_Esercizio:_
Copia dal brano sulla maternità tutto il testo che va da "Sotto il profilo psicologico, il" fino a "e costituenda società.", senza cambiare nulla.

**** Brano da leggere

Sotto il profilo ontologico secondo quanto asserisce Eva Kittay “Ciascuno è figlio di una madre”, pertanto, ciò configura il primo e sostanziale afflatus che lega la madre al figlio.
Sotto il profilo antropologico, l’eredità simbolica che è insita nella esperienza cromosomica del mondo femminile, ne caratterizza la fenomenologia dell’agire materno sotto i più variegati aspetti.
Sotto il profilo psicologico, il fondamentale ruolo materno si concretizza sin dall’inizio della vita del bambino, attraverso gesti, parole, visioni che vengono interiorizzati ed elaborati e che costituiranno l’humus ancestrale nutritivo.
Il rapporto tra madre e figlio è una relazione incarnata per eccellenza, generatrice di evenienze esistentive che ne costituiranno paradigmaticamente l’essenziale substrato di crescita e di sviluppo.
La madre, considerata da Sara Ruddick quale generatrice di cultura, non solo garantisce il perpetrarsi della vita in una comunità, ma ne plasma il linguaggio ed il sapere dei nuovi venuti, attraverso una serie di pratiche che di fatto pongono le basi della futuribile e costituenda società.
Ma questo Eden appena narrato, a volte si scontra con elementi di complessità, di incertezza e di oscurità, laddove si scorgano sentimenti materni ambivalenti sfocianti in casi limite, ma attuali come l’allontanamento dei padri, l’abbandono dei figli, per giungere parossisticamente a forme di violenza che si tramutano in imponderabile follia.

********
**** Dati forniti

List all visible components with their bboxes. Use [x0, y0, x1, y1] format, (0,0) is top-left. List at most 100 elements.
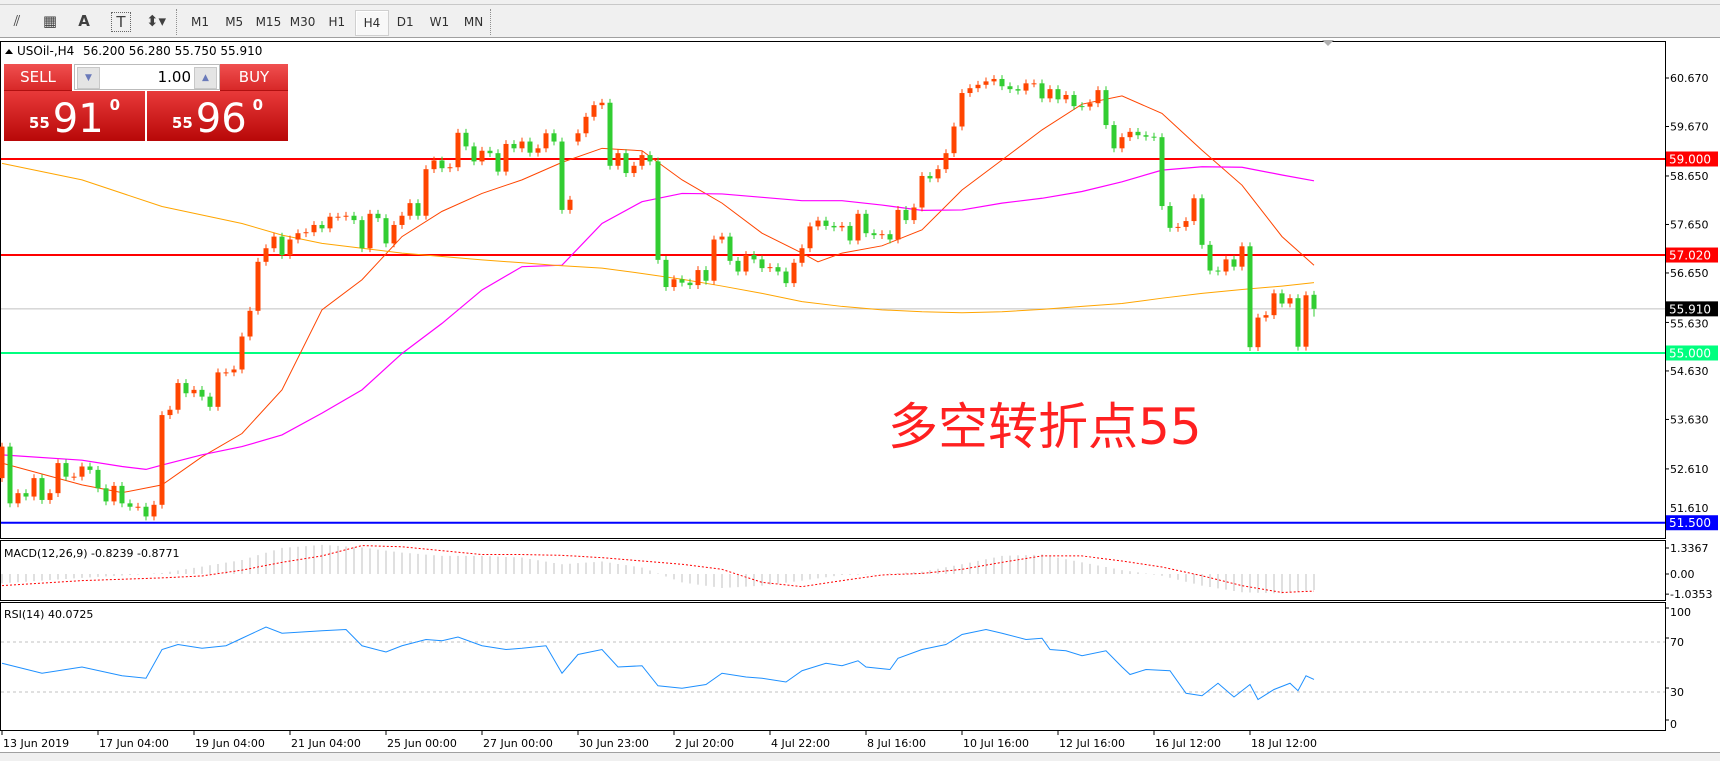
macd-title: MACD(12,26,9) -0.8239 -0.8771: [4, 547, 179, 560]
bullish-candle: [455, 132, 461, 168]
bullish-candle: [159, 415, 165, 505]
bullish-candle: [1223, 259, 1229, 272]
lot-decrease-button[interactable]: ▼: [77, 67, 100, 89]
bullish-candle: [215, 372, 221, 407]
bearish-candle: [863, 213, 869, 234]
timeframe-h1-button[interactable]: H1: [328, 15, 346, 29]
fibonacci-grid-icon[interactable]: ▦: [42, 12, 58, 30]
bearish-candle: [199, 389, 205, 397]
timeframe-w1-button[interactable]: W1: [429, 15, 450, 29]
timeframe-mn-button[interactable]: MN: [463, 15, 484, 29]
lot-size-input[interactable]: 1.00: [157, 68, 191, 86]
fibonacci-fan-icon[interactable]: ⫽: [13, 12, 21, 30]
bearish-candle: [887, 234, 893, 240]
bearish-candle: [7, 446, 13, 504]
bearish-candle: [39, 478, 45, 500]
sell-price-button[interactable]: 55 91 0: [4, 91, 145, 141]
price-axis-label: 58.650: [1670, 170, 1709, 183]
bullish-candle: [591, 105, 597, 117]
bullish-candle: [31, 478, 37, 497]
arrows-dropdown-icon[interactable]: ⬍▾: [145, 12, 167, 30]
sell-button[interactable]: SELL: [4, 64, 72, 91]
bullish-candle: [55, 463, 61, 494]
bearish-candle: [127, 503, 133, 507]
price-axis-label: 54.630: [1670, 365, 1709, 378]
timeframe-h4-button[interactable]: H4: [355, 10, 389, 36]
macd-axis-label: 1.3367: [1670, 542, 1709, 555]
buy-price-button[interactable]: 55 96 0: [147, 91, 288, 141]
bearish-candle: [847, 225, 853, 241]
one-click-trading-panel: SELL ▼ 1.00 ▲ BUY 55 91 0 55 96 0: [4, 64, 288, 141]
bullish-candle: [167, 409, 173, 416]
bullish-candle: [303, 232, 309, 234]
bearish-candle: [351, 215, 357, 221]
bearish-candle: [463, 132, 469, 147]
timeframe-d1-button[interactable]: D1: [396, 15, 414, 29]
bullish-candle: [695, 270, 701, 286]
bullish-candle: [639, 155, 645, 166]
timeframe-m30-button[interactable]: M30: [289, 15, 316, 29]
bearish-candle: [471, 146, 477, 162]
text-label-icon[interactable]: T: [111, 12, 131, 32]
timeframe-m1-button[interactable]: M1: [191, 15, 209, 29]
bullish-candle: [1255, 317, 1261, 348]
bullish-candle: [1031, 83, 1037, 85]
lot-increase-button[interactable]: ▲: [194, 67, 217, 89]
bullish-candle: [839, 225, 845, 228]
bearish-candle: [383, 218, 389, 244]
bearish-candle: [1167, 206, 1173, 228]
bearish-candle: [831, 225, 837, 228]
rsi-panel[interactable]: [0, 602, 1666, 731]
bullish-candle: [479, 150, 485, 162]
chart-shift-marker-icon[interactable]: [1322, 40, 1334, 46]
price-line-label-box: [1666, 151, 1718, 167]
timeframe-m5-button[interactable]: M5: [225, 15, 244, 29]
moving-average-line-2: [1, 166, 1315, 471]
price-line-label-box: [1666, 301, 1718, 317]
bearish-candle: [63, 463, 69, 477]
timeframe-m15-button[interactable]: M15: [255, 15, 282, 29]
bearish-candle: [871, 233, 877, 236]
price-line-label: 55.000: [1669, 346, 1711, 360]
bearish-candle: [1279, 293, 1285, 304]
time-axis-label: 27 Jun 00:00: [483, 737, 553, 750]
buy-price-prefix: 55: [171, 114, 193, 132]
bullish-candle: [599, 102, 605, 106]
bearish-candle: [415, 203, 421, 216]
bullish-candle: [535, 148, 541, 153]
time-axis-label: 13 Jun 2019: [3, 737, 69, 750]
price-axis-label: 55.630: [1670, 317, 1709, 330]
main-chart-panel[interactable]: [0, 41, 1666, 539]
toolbar: ⫽ ▦ A T ⬍▾ M1 M5 M15 M30 H1 H4 D1 W1 MN: [0, 5, 1720, 38]
bullish-candle: [855, 213, 861, 241]
bearish-candle: [759, 259, 765, 269]
bullish-candle: [399, 215, 405, 225]
time-axis-label: 2 Jul 20:00: [675, 737, 734, 750]
bullish-candle: [911, 207, 917, 221]
bearish-candle: [1103, 90, 1109, 126]
bearish-candle: [1015, 89, 1021, 91]
bearish-candle: [1079, 106, 1085, 108]
bullish-candle: [1303, 295, 1309, 347]
bearish-candle: [783, 271, 789, 284]
bearish-candle: [511, 143, 517, 149]
bullish-candle: [767, 267, 773, 269]
time-axis-label: 16 Jul 12:00: [1155, 737, 1221, 750]
bullish-candle: [239, 336, 245, 370]
bearish-candle: [927, 175, 933, 179]
moving-average-line-1: [1, 95, 1315, 494]
buy-button[interactable]: BUY: [220, 64, 288, 91]
bullish-candle: [959, 93, 965, 127]
bullish-candle: [1087, 103, 1093, 107]
bearish-candle: [1199, 198, 1205, 245]
lot-size-stepper[interactable]: ▼ 1.00 ▲: [74, 64, 220, 90]
bearish-candle: [143, 506, 149, 517]
chart-tabs-bar[interactable]: [0, 752, 1720, 761]
bearish-candle: [1151, 136, 1157, 138]
rsi-title: RSI(14) 40.0725: [4, 608, 93, 621]
chevron-down-icon: ▼: [85, 73, 92, 83]
bearish-candle: [647, 155, 653, 162]
text-icon[interactable]: A: [78, 12, 90, 30]
macd-panel[interactable]: [0, 540, 1666, 601]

********

_Risposta scritta:_
Sotto il profilo psicologico, il fondamentale ruolo materno si concretizza sin dall’inizio della vita del bambino, attraverso gesti, parole, visioni che vengono interiorizzati ed elaborati e che costituiranno l’humus ancestrale nutritivo.
Il rapporto tra madre e figlio è una relazione incarnata per eccellenza, generatrice di evenienze esistentive che ne costituiranno paradigmaticamente l’essenziale substrato di crescita e di sviluppo.
La madre, considerata da Sara Ruddick quale generatrice di cultura, non solo garantisce il perpetrarsi della vita in una comunità, ma ne plasma il linguaggio ed il sapere dei nuovi venuti, attraverso una serie di pratiche che di fatto pongono le basi della futuribile e costituenda società.